:: WHAT YOU WILL DO ::
Pictures do not belong in the copy, so please give every entry below again exactly.

:: RECORD EXTRACTS ::
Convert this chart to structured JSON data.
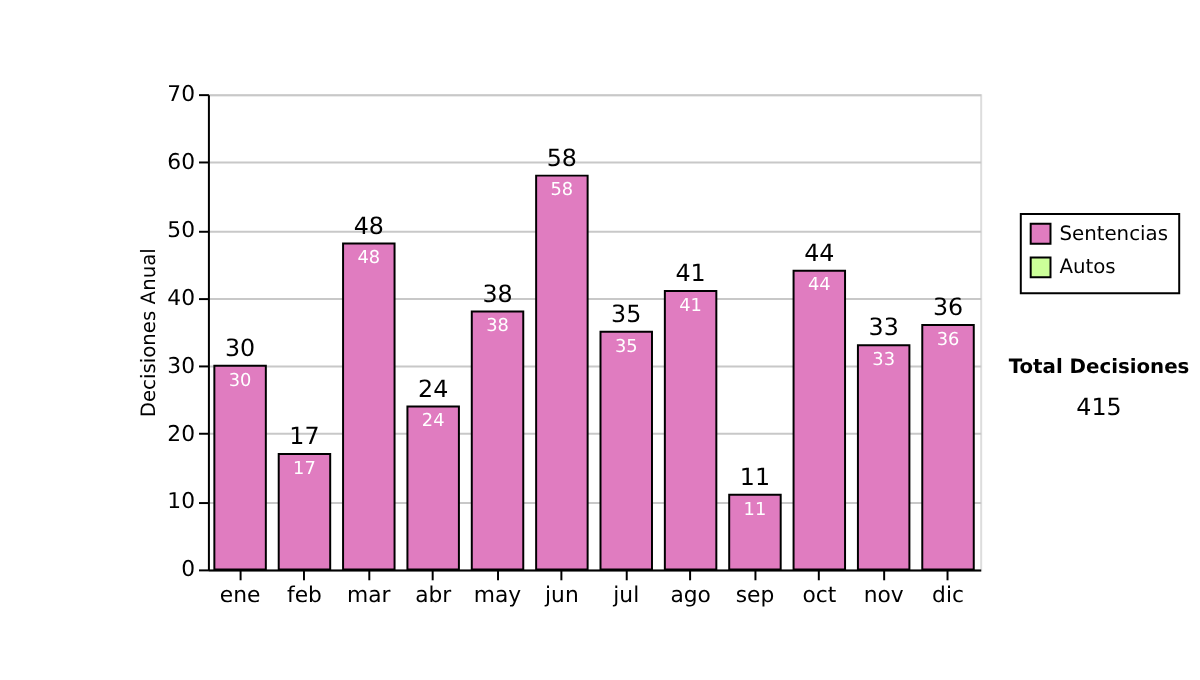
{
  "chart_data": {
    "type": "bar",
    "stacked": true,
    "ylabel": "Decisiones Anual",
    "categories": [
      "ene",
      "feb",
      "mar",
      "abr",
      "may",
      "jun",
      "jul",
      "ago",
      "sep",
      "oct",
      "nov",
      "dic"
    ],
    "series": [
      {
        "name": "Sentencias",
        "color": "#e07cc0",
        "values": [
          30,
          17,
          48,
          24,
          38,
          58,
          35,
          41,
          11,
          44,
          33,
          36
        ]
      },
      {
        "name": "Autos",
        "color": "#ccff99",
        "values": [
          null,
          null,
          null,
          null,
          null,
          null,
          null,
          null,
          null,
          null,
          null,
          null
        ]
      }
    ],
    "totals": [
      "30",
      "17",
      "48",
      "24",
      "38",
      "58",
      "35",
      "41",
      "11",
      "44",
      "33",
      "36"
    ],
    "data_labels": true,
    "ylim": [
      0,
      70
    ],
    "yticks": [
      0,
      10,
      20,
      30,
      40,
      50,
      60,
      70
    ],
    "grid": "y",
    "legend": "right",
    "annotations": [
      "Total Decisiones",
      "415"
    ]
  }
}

:: IN RESPONSE ::
Convert this chart to structured JSON data.
{
  "chart_data": {
    "type": "bar",
    "stacked": true,
    "ylabel": "Decisiones Anual",
    "categories": [
      "ene",
      "feb",
      "mar",
      "abr",
      "may",
      "jun",
      "jul",
      "ago",
      "sep",
      "oct",
      "nov",
      "dic"
    ],
    "series": [
      {
        "name": "Sentencias",
        "color": "#e07cc0",
        "values": [
          30,
          17,
          48,
          24,
          38,
          58,
          35,
          41,
          11,
          44,
          33,
          36
        ]
      },
      {
        "name": "Autos",
        "color": "#ccff99",
        "values": [
          null,
          null,
          null,
          null,
          null,
          null,
          null,
          null,
          null,
          null,
          null,
          null
        ]
      }
    ],
    "totals": [
      "30",
      "17",
      "48",
      "24",
      "38",
      "58",
      "35",
      "41",
      "11",
      "44",
      "33",
      "36"
    ],
    "data_labels": true,
    "ylim": [
      0,
      70
    ],
    "yticks": [
      0,
      10,
      20,
      30,
      40,
      50,
      60,
      70
    ],
    "grid": "y",
    "legend": "right",
    "annotations": [
      "Total Decisiones",
      "415"
    ]
  }
}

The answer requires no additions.